→ TASK OBJECTIVE: Return all lines from the listing below in which the string "Fase" occurs.

-- START OF PROVIDED DATA --

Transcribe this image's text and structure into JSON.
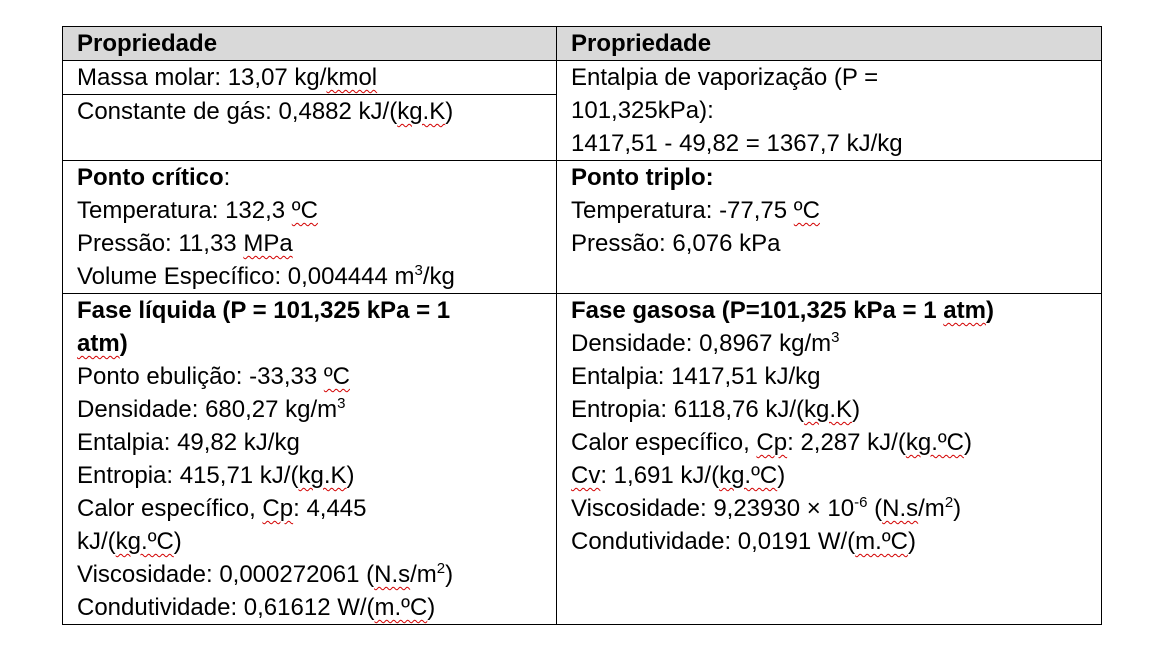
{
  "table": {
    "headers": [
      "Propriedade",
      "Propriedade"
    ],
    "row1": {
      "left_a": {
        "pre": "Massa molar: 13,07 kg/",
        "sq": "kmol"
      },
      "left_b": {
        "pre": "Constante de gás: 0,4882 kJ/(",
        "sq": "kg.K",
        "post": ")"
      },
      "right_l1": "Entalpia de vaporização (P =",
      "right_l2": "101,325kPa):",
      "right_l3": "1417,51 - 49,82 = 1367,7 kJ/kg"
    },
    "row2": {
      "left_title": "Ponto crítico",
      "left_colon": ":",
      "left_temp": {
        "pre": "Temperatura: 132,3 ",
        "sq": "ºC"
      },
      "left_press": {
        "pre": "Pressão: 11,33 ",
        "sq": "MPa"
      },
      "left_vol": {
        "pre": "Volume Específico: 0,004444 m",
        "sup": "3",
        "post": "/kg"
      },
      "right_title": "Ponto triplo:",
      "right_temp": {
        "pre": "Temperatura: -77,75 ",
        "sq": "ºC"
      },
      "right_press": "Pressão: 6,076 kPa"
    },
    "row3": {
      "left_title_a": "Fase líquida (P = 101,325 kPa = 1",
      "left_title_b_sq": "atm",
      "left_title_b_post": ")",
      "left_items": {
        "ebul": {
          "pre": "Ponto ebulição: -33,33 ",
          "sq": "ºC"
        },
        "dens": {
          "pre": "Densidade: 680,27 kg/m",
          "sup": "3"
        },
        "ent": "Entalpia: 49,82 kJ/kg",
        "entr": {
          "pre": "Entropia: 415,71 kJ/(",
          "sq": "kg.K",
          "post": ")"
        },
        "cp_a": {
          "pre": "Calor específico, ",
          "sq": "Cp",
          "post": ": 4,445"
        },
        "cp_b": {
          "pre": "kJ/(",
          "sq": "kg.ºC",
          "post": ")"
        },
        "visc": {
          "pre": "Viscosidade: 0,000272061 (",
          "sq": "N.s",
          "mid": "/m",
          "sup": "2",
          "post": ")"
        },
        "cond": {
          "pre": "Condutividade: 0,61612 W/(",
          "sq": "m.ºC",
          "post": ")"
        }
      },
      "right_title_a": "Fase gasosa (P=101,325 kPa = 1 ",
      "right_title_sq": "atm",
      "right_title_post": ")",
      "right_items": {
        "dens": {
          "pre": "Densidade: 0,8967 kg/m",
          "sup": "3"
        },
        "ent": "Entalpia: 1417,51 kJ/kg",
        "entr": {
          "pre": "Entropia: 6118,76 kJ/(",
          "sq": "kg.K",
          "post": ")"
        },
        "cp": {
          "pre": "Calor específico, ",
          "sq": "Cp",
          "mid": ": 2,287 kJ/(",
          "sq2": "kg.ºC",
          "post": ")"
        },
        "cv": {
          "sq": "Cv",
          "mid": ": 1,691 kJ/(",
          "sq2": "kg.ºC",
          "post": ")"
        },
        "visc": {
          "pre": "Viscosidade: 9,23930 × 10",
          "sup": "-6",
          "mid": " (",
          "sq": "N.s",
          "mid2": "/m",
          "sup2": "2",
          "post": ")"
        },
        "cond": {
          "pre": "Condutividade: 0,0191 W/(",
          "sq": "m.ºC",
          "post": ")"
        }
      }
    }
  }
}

-- END OF PROVIDED DATA --

→ FULL RESPONSE:
      "left_title_a": "Fase líquida (P = 101,325 kPa = 1",
      "right_title_a": "Fase gasosa (P=101,325 kPa = 1 ",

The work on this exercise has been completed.